Each line that holds the word "eller" should be returned.
-- start Records provided --
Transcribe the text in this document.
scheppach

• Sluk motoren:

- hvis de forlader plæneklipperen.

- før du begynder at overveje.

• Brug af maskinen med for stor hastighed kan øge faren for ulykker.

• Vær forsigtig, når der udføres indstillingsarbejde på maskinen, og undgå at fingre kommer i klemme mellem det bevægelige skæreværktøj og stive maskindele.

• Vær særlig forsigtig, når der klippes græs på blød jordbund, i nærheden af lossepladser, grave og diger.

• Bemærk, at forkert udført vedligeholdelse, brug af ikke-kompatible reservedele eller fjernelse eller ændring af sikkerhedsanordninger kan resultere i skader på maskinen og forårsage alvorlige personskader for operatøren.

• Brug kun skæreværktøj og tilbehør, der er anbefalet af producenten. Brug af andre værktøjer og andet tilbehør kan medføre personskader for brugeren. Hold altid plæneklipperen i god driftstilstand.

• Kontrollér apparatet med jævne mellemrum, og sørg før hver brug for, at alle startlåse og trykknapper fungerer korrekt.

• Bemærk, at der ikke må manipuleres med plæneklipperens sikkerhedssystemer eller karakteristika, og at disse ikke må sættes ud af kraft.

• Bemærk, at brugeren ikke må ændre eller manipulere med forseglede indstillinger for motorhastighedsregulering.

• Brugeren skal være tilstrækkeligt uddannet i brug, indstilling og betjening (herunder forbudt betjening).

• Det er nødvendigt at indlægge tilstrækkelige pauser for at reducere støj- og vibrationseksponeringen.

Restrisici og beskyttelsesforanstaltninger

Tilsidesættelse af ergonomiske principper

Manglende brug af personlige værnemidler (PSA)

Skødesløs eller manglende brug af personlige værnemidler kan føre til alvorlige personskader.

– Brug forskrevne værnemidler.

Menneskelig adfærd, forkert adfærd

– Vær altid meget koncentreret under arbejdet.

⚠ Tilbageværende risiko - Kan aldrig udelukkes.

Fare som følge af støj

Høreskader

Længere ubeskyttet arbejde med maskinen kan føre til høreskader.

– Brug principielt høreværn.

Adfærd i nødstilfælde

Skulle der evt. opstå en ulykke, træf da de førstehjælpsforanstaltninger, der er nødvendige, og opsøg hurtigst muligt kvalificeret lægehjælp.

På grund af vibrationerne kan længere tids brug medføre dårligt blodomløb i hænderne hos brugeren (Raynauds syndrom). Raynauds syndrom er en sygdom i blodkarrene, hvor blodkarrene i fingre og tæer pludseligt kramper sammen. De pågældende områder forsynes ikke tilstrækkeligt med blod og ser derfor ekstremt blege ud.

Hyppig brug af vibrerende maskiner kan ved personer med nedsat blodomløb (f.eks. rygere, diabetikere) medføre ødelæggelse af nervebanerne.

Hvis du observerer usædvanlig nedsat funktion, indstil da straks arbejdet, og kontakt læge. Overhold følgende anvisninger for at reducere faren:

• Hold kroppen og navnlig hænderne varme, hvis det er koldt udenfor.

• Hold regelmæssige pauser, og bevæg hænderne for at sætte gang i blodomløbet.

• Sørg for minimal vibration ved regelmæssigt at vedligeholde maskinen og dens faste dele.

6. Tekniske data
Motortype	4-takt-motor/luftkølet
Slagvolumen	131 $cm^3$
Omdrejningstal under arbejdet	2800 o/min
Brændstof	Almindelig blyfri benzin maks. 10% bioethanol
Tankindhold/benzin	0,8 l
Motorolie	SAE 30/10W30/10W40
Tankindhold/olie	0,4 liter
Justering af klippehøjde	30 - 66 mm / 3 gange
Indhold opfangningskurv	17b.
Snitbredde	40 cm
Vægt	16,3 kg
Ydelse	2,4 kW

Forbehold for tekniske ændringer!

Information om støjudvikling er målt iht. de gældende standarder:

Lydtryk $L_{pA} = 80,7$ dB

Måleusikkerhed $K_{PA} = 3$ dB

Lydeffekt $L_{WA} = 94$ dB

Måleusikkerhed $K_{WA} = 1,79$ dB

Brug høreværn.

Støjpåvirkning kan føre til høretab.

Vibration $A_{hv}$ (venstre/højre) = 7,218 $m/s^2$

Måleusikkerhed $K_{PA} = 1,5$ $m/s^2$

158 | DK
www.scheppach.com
-- end Records provided --
-- start Records provided --
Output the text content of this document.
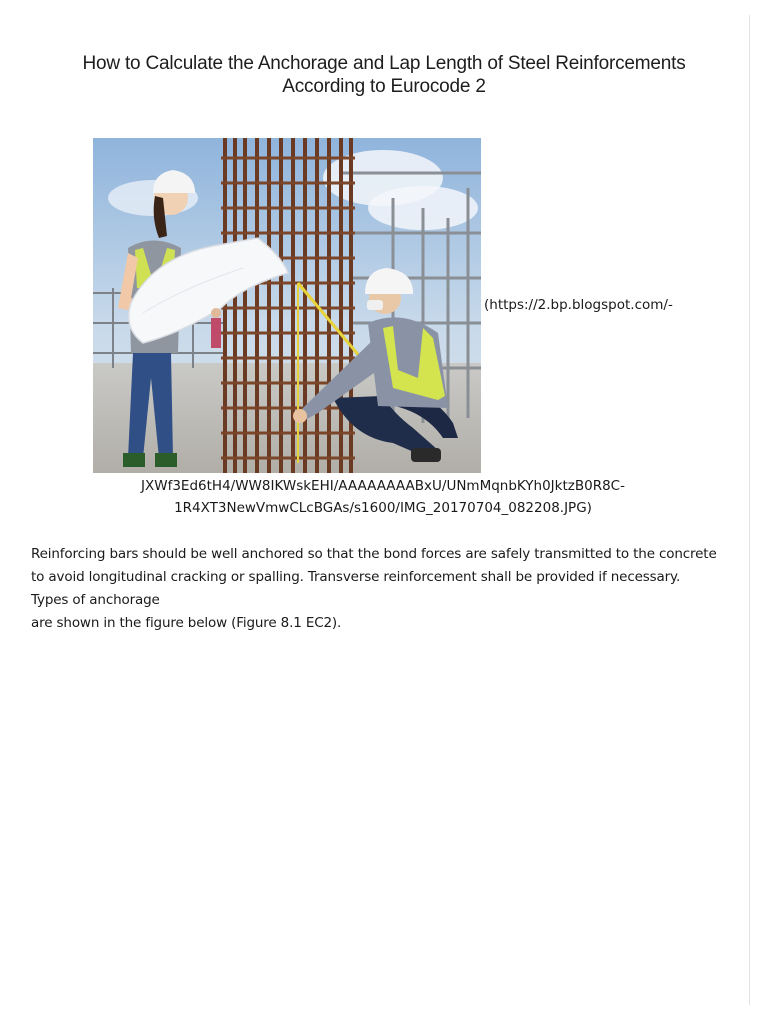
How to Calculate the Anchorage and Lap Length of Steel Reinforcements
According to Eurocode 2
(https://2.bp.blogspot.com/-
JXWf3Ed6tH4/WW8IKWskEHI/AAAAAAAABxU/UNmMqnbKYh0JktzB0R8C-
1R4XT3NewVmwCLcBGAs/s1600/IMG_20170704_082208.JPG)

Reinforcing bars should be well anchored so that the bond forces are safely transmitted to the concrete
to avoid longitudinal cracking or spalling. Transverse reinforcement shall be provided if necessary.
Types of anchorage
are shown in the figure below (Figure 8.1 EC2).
-- end Records provided --
-- start Records provided --
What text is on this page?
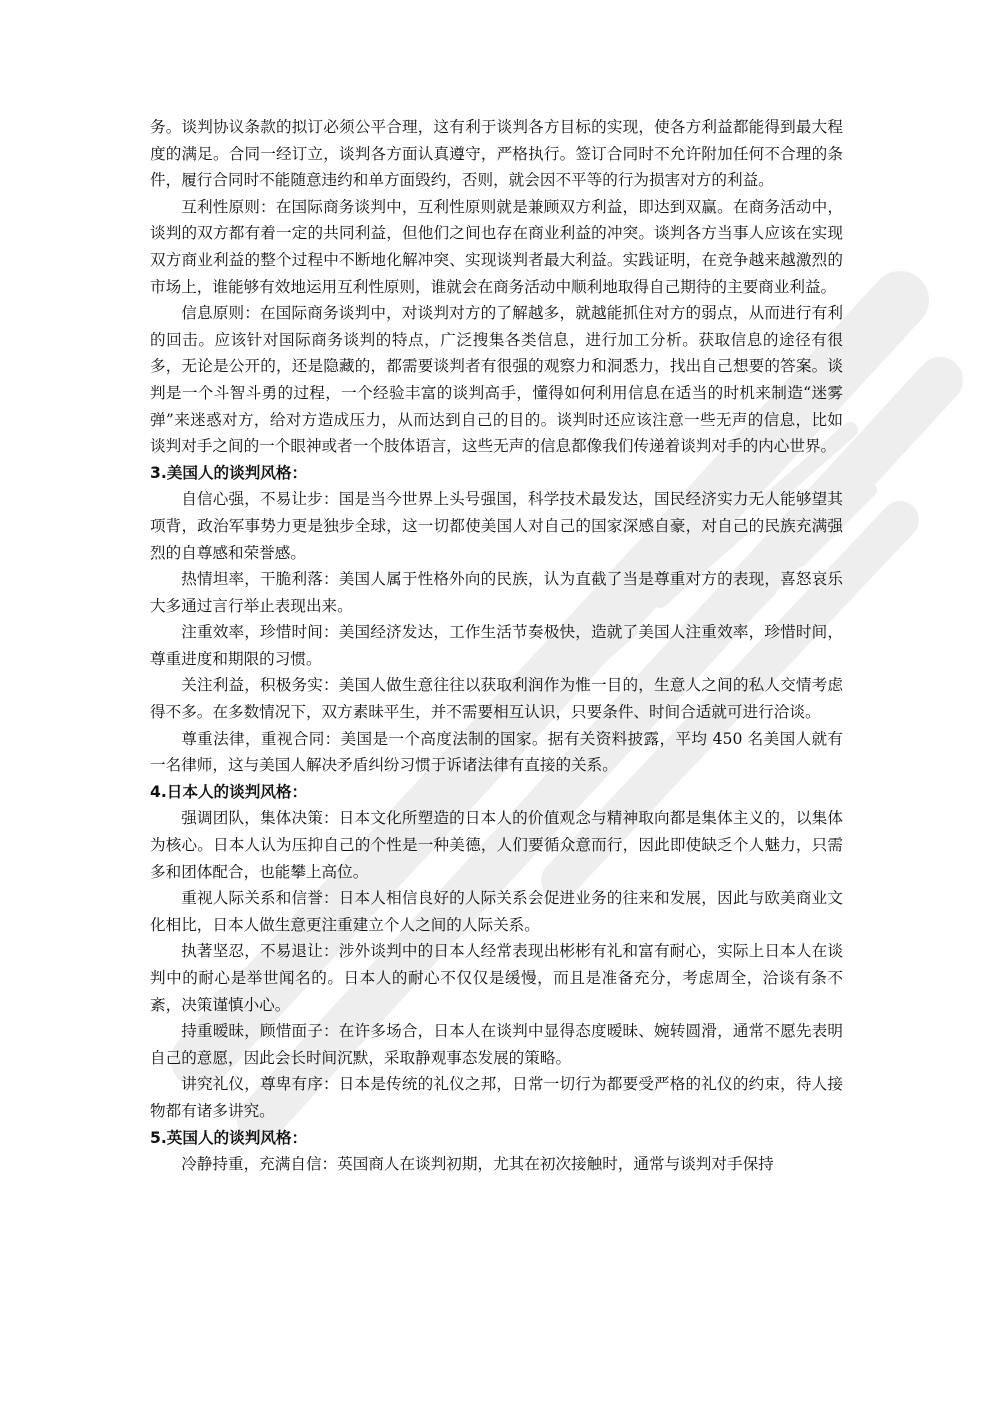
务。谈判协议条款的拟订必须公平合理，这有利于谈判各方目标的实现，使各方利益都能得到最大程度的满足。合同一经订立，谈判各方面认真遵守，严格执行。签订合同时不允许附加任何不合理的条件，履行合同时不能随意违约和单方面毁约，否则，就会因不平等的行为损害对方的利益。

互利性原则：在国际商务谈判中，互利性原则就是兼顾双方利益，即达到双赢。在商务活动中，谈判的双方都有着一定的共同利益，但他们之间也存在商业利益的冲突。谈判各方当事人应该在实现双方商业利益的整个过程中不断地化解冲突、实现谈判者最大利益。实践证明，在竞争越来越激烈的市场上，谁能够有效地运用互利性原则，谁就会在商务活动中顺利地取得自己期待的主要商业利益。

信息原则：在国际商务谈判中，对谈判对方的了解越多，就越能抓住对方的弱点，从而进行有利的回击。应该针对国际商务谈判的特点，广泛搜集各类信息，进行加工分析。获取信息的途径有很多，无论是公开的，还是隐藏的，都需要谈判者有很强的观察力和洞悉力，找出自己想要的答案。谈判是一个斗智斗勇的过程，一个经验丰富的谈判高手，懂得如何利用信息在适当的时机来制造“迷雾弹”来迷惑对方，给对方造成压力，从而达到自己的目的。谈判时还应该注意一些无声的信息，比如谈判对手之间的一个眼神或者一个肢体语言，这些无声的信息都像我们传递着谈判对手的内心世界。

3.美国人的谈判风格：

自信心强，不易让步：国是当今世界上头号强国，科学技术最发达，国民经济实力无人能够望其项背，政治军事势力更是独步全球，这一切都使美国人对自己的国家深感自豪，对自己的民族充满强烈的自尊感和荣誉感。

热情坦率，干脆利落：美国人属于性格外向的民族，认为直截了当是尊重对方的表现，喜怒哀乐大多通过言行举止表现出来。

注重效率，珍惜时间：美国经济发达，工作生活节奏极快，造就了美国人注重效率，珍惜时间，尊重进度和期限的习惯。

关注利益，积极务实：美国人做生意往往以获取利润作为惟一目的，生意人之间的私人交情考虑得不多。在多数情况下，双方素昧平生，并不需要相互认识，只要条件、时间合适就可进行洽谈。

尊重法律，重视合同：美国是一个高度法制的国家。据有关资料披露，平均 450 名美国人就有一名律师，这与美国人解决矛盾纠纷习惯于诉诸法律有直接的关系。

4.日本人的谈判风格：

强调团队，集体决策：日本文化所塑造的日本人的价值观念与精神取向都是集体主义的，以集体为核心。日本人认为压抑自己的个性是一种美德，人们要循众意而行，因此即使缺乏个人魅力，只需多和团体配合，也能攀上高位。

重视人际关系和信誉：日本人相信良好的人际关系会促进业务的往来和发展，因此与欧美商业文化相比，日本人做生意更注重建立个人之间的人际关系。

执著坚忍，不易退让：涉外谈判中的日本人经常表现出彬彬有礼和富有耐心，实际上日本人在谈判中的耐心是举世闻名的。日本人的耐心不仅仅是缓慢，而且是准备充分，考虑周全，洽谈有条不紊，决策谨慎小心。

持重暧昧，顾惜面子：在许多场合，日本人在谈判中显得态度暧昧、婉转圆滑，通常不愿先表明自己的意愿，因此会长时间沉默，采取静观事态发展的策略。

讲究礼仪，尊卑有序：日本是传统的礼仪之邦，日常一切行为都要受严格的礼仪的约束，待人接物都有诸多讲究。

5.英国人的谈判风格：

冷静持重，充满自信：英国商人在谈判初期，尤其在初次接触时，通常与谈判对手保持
-- end Records provided --
▸ **Exercise answer**:
• Bemærk, at forkert udført vedligeholdelse, brug af ikke-kompatible reservedele eller fjernelse eller ændring af sikkerhedsanordninger kan resultere i skader på maskinen og forårsage alvorlige personskader for operatøren.
• Bemærk, at der ikke må manipuleres med plæneklipperens sikkerhedssystemer eller karakteristika, og at disse ikke må sættes ud af kraft.
• Bemærk, at brugeren ikke må ændre eller manipulere med forseglede indstillinger for motorhastighedsregulering.
Skødesløs eller manglende brug af personlige værnemidler kan føre til alvorlige personskader.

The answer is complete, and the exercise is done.